**Task instructions:** Nothing in the records may be left out or altered; reproduce them all exactly.

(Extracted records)
==============================

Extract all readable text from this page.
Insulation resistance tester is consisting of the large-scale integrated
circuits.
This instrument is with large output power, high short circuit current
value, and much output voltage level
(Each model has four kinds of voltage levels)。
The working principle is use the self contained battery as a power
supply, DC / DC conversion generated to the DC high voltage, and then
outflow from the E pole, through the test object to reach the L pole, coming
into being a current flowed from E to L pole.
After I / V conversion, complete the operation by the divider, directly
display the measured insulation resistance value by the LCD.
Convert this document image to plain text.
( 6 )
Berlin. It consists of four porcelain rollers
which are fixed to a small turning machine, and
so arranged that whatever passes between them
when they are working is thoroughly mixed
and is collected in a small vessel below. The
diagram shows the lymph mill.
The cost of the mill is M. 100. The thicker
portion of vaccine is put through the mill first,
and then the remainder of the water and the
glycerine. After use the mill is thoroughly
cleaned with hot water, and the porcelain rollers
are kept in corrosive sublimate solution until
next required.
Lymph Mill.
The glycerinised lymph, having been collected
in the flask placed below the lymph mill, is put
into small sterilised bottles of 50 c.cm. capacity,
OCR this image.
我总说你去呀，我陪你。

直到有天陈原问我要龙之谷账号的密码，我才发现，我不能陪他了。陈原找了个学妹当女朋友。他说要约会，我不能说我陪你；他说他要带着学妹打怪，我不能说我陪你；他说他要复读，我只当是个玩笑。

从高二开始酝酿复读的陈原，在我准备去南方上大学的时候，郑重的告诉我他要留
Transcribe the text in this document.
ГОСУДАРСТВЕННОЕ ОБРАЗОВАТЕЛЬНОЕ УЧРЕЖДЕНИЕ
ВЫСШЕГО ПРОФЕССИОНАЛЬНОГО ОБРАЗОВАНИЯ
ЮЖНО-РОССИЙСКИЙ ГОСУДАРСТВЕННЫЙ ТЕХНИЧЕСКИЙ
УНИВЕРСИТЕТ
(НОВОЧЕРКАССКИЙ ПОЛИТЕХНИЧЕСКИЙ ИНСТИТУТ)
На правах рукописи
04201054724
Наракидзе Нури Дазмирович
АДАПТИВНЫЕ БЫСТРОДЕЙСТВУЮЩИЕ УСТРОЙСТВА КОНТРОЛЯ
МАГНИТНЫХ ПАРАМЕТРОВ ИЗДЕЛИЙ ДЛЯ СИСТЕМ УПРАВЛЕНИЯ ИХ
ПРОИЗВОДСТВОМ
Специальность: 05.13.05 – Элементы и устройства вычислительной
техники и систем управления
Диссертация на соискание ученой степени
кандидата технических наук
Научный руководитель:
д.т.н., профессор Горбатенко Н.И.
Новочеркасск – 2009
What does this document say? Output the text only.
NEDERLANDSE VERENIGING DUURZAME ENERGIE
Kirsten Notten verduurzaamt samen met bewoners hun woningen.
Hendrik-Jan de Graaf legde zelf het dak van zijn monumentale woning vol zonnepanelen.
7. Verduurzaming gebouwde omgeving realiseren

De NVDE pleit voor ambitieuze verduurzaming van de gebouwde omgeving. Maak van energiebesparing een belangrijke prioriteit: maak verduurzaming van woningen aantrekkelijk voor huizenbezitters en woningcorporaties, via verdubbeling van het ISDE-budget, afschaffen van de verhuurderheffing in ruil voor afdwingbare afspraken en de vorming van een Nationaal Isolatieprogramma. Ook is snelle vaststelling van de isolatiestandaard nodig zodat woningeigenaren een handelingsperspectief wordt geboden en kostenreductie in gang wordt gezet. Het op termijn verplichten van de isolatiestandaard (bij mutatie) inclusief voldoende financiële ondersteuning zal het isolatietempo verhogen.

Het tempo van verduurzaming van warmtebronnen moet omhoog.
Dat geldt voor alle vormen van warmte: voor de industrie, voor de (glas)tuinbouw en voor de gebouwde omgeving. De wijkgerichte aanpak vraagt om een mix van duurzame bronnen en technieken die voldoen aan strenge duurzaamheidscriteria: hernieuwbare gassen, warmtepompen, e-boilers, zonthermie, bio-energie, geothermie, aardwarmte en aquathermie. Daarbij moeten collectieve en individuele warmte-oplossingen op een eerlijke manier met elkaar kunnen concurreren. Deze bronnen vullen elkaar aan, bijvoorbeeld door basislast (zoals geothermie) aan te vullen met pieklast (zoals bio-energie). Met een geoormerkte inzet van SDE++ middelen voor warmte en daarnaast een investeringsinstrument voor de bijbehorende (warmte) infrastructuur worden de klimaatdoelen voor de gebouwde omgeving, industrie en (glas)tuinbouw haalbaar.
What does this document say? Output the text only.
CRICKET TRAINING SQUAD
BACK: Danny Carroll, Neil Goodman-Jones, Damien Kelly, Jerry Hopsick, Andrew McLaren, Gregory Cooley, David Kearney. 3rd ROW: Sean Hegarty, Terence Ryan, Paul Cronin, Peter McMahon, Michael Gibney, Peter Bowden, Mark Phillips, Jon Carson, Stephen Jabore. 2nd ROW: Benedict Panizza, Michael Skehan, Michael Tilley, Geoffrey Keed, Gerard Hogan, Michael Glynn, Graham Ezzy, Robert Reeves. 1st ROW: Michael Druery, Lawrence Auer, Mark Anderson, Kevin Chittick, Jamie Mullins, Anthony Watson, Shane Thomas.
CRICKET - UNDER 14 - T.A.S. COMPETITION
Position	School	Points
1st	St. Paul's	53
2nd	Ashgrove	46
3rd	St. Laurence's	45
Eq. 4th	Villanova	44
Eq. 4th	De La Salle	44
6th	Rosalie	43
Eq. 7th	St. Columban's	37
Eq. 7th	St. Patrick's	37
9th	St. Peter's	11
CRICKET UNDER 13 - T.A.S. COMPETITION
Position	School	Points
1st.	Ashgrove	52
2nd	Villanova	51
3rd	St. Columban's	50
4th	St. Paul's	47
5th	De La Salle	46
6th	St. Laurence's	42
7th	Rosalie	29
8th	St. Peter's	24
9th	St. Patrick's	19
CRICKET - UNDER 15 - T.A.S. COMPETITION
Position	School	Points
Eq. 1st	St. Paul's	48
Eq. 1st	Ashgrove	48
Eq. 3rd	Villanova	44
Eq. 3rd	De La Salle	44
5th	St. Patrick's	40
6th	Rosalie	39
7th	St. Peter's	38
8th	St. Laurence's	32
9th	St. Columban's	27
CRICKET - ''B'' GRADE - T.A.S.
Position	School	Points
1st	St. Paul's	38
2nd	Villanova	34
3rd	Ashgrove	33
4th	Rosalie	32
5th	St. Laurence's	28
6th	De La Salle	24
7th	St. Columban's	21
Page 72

==============================

**Complete response:**
Extract all readable text from this page.
Insulation resistance tester is consisting of the large-scale integrated
circuits.
This instrument is with large output power, high short circuit current
value, and much output voltage level
(Each model has four kinds of voltage levels)。
The working principle is use the self contained battery as a power
supply, DC / DC conversion generated to the DC high voltage, and then
outflow from the E pole, through the test object to reach the L pole, coming
into being a current flowed from E to L pole.
After I / V conversion, complete the operation by the divider, directly
display the measured insulation resistance value by the LCD.
Convert this document image to plain text.
( 6 )
Berlin. It consists of four porcelain rollers
which are fixed to a small turning machine, and
so arranged that whatever passes between them
when they are working is thoroughly mixed
and is collected in a small vessel below. The
diagram shows the lymph mill.
The cost of the mill is M. 100. The thicker
portion of vaccine is put through the mill first,
and then the remainder of the water and the
glycerine. After use the mill is thoroughly
cleaned with hot water, and the porcelain rollers
are kept in corrosive sublimate solution until
next required.
Lymph Mill.
The glycerinised lymph, having been collected
in the flask placed below the lymph mill, is put
into small sterilised bottles of 50 c.cm. capacity,
OCR this image.
我总说你去呀，我陪你。

直到有天陈原问我要龙之谷账号的密码，我才发现，我不能陪他了。陈原找了个学妹当女朋友。他说要约会，我不能说我陪你；他说他要带着学妹打怪，我不能说我陪你；他说他要复读，我只当是个玩笑。

从高二开始酝酿复读的陈原，在我准备去南方上大学的时候，郑重的告诉我他要留
Transcribe the text in this document.
ГОСУДАРСТВЕННОЕ ОБРАЗОВАТЕЛЬНОЕ УЧРЕЖДЕНИЕ
ВЫСШЕГО ПРОФЕССИОНАЛЬНОГО ОБРАЗОВАНИЯ
ЮЖНО-РОССИЙСКИЙ ГОСУДАРСТВЕННЫЙ ТЕХНИЧЕСКИЙ
УНИВЕРСИТЕТ
(НОВОЧЕРКАССКИЙ ПОЛИТЕХНИЧЕСКИЙ ИНСТИТУТ)
На правах рукописи
04201054724
Наракидзе Нури Дазмирович
АДАПТИВНЫЕ БЫСТРОДЕЙСТВУЮЩИЕ УСТРОЙСТВА КОНТРОЛЯ
МАГНИТНЫХ ПАРАМЕТРОВ ИЗДЕЛИЙ ДЛЯ СИСТЕМ УПРАВЛЕНИЯ ИХ
ПРОИЗВОДСТВОМ
Специальность: 05.13.05 – Элементы и устройства вычислительной
техники и систем управления
Диссертация на соискание ученой степени
кандидата технических наук
Научный руководитель:
д.т.н., профессор Горбатенко Н.И.
Новочеркасск – 2009
What does this document say? Output the text only.
NEDERLANDSE VERENIGING DUURZAME ENERGIE
Kirsten Notten verduurzaamt samen met bewoners hun woningen.
Hendrik-Jan de Graaf legde zelf het dak van zijn monumentale woning vol zonnepanelen.
7. Verduurzaming gebouwde omgeving realiseren

De NVDE pleit voor ambitieuze verduurzaming van de gebouwde omgeving. Maak van energiebesparing een belangrijke prioriteit: maak verduurzaming van woningen aantrekkelijk voor huizenbezitters en woningcorporaties, via verdubbeling van het ISDE-budget, afschaffen van de verhuurderheffing in ruil voor afdwingbare afspraken en de vorming van een Nationaal Isolatieprogramma. Ook is snelle vaststelling van de isolatiestandaard nodig zodat woningeigenaren een handelingsperspectief wordt geboden en kostenreductie in gang wordt gezet. Het op termijn verplichten van de isolatiestandaard (bij mutatie) inclusief voldoende financiële ondersteuning zal het isolatietempo verhogen.

Het tempo van verduurzaming van warmtebronnen moet omhoog.
Dat geldt voor alle vormen van warmte: voor de industrie, voor de (glas)tuinbouw en voor de gebouwde omgeving. De wijkgerichte aanpak vraagt om een mix van duurzame bronnen en technieken die voldoen aan strenge duurzaamheidscriteria: hernieuwbare gassen, warmtepompen, e-boilers, zonthermie, bio-energie, geothermie, aardwarmte en aquathermie. Daarbij moeten collectieve en individuele warmte-oplossingen op een eerlijke manier met elkaar kunnen concurreren. Deze bronnen vullen elkaar aan, bijvoorbeeld door basislast (zoals geothermie) aan te vullen met pieklast (zoals bio-energie). Met een geoormerkte inzet van SDE++ middelen voor warmte en daarnaast een investeringsinstrument voor de bijbehorende (warmte) infrastructuur worden de klimaatdoelen voor de gebouwde omgeving, industrie en (glas)tuinbouw haalbaar.
What does this document say? Output the text only.
CRICKET TRAINING SQUAD
BACK: Danny Carroll, Neil Goodman-Jones, Damien Kelly, Jerry Hopsick, Andrew McLaren, Gregory Cooley, David Kearney. 3rd ROW: Sean Hegarty, Terence Ryan, Paul Cronin, Peter McMahon, Michael Gibney, Peter Bowden, Mark Phillips, Jon Carson, Stephen Jabore. 2nd ROW: Benedict Panizza, Michael Skehan, Michael Tilley, Geoffrey Keed, Gerard Hogan, Michael Glynn, Graham Ezzy, Robert Reeves. 1st ROW: Michael Druery, Lawrence Auer, Mark Anderson, Kevin Chittick, Jamie Mullins, Anthony Watson, Shane Thomas.
CRICKET - UNDER 14 - T.A.S. COMPETITION
Position	School	Points
1st	St. Paul's	53
2nd	Ashgrove	46
3rd	St. Laurence's	45
Eq. 4th	Villanova	44
Eq. 4th	De La Salle	44
6th	Rosalie	43
Eq. 7th	St. Columban's	37
Eq. 7th	St. Patrick's	37
9th	St. Peter's	11
CRICKET UNDER 13 - T.A.S. COMPETITION
Position	School	Points
1st.	Ashgrove	52
2nd	Villanova	51
3rd	St. Columban's	50
4th	St. Paul's	47
5th	De La Salle	46
6th	St. Laurence's	42
7th	Rosalie	29
8th	St. Peter's	24
9th	St. Patrick's	19
CRICKET - UNDER 15 - T.A.S. COMPETITION
Position	School	Points
Eq. 1st	St. Paul's	48
Eq. 1st	Ashgrove	48
Eq. 3rd	Villanova	44
Eq. 3rd	De La Salle	44
5th	St. Patrick's	40
6th	Rosalie	39
7th	St. Peter's	38
8th	St. Laurence's	32
9th	St. Columban's	27
CRICKET - ''B'' GRADE - T.A.S.
Position	School	Points
1st	St. Paul's	38
2nd	Villanova	34
3rd	Ashgrove	33
4th	Rosalie	32
5th	St. Laurence's	28
6th	De La Salle	24
7th	St. Columban's	21
Page 72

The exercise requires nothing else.